=== WORK TO BE COMPLETED ===
Within the listing below, locate all lines containing the word "紫外可见分光光度计". Copy each one.

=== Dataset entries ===
+ + + + + + +

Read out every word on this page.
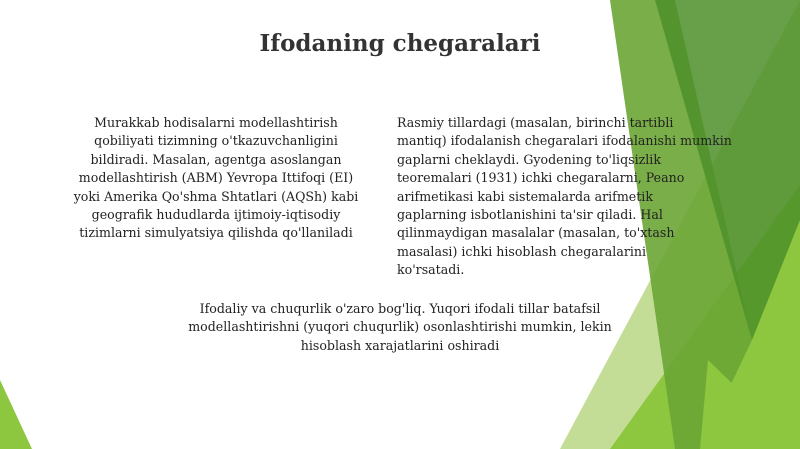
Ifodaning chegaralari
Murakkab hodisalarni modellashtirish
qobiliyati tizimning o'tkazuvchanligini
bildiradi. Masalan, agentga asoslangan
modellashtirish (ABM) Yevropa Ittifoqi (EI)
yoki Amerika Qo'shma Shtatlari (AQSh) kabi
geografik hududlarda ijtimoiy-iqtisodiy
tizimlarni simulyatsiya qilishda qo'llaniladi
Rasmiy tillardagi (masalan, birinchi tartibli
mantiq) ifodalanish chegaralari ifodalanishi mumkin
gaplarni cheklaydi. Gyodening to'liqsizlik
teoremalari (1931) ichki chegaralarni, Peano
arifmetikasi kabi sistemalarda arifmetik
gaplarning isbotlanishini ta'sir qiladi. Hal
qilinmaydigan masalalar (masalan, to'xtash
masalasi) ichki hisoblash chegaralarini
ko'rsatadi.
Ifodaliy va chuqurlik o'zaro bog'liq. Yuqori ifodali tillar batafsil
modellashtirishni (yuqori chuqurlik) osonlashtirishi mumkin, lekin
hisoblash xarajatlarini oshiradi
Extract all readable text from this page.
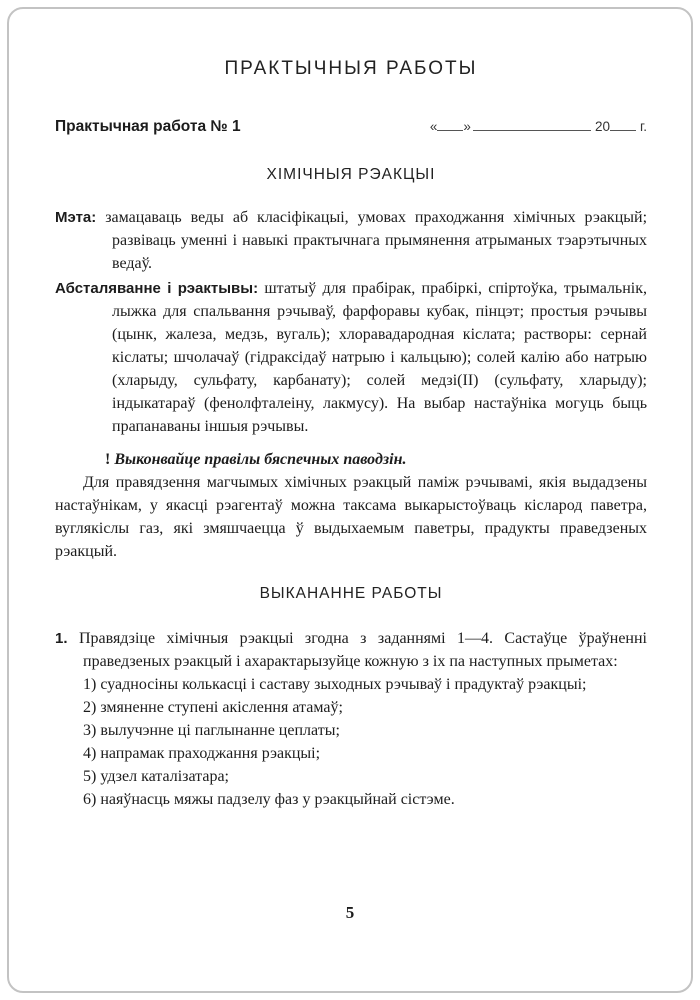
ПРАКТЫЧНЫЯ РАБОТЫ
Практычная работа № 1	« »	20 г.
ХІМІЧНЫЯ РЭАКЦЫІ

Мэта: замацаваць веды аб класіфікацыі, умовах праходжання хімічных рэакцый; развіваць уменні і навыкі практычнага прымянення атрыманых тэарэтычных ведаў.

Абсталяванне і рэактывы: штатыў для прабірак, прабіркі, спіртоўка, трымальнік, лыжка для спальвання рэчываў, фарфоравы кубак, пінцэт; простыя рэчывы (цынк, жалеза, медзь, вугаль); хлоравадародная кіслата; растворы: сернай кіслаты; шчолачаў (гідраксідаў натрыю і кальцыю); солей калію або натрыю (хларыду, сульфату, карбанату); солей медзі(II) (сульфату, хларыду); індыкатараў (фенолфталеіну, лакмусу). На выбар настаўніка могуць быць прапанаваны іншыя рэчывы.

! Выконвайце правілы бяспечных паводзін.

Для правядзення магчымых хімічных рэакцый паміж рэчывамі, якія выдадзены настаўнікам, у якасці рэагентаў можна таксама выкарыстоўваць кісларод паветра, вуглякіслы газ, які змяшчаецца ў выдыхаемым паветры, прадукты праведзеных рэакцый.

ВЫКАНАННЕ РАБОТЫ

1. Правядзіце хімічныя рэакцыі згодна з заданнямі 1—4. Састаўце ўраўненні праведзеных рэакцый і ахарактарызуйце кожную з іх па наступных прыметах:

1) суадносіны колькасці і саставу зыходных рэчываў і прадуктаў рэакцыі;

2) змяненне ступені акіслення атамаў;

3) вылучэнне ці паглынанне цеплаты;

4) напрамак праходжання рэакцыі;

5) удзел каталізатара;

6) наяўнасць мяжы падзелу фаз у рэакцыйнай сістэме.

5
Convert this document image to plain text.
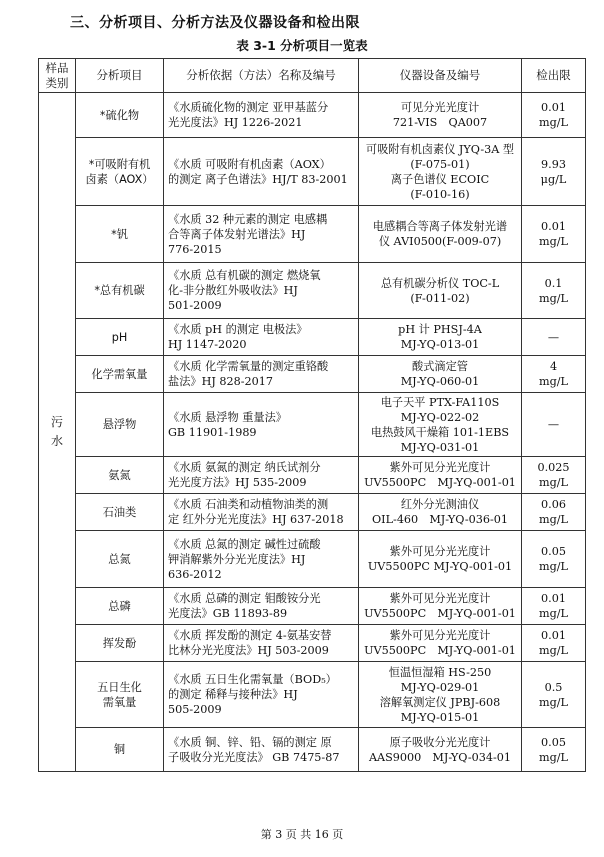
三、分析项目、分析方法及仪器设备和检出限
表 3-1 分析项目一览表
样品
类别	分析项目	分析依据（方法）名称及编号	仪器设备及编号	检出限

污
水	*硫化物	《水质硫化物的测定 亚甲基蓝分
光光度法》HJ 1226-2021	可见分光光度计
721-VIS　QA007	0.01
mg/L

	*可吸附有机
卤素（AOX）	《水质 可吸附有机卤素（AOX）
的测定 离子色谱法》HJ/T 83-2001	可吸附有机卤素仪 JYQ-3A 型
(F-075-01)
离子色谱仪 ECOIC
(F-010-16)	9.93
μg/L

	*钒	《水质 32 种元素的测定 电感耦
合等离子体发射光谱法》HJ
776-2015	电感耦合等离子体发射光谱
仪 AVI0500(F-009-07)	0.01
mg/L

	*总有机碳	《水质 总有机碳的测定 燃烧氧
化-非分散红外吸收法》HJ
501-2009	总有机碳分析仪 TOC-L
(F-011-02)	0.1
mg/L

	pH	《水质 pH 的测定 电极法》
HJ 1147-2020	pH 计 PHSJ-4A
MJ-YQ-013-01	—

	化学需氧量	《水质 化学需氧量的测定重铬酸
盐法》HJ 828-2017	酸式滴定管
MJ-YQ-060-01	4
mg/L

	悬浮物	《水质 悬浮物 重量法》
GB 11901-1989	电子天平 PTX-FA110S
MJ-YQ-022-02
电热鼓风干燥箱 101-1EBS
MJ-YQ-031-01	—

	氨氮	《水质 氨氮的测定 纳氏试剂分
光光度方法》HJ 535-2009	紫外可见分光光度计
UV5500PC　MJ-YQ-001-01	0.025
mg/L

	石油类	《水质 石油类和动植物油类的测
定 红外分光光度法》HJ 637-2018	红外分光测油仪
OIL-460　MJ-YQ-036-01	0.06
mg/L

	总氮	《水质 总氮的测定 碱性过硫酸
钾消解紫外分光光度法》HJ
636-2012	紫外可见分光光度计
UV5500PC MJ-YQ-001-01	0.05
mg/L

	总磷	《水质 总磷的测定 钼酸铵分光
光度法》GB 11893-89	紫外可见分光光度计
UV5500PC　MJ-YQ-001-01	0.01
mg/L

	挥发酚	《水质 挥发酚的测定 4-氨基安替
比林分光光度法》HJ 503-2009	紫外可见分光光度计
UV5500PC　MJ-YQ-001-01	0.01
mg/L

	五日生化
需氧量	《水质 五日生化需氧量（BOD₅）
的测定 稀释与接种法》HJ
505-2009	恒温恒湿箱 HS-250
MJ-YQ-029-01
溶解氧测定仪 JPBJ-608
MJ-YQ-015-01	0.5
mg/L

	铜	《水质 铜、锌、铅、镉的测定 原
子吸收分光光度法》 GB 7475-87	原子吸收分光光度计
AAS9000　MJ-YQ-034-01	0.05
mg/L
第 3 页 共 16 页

+ + + + + + +

=== SOLUTION TO THIS PROBLEM ===
光光度方法》HJ 535-2009	紫外可见分光光度计
636-2012	紫外可见分光光度计
光度法》GB 11893-89	紫外可见分光光度计
比林分光光度法》HJ 503-2009	紫外可见分光光度计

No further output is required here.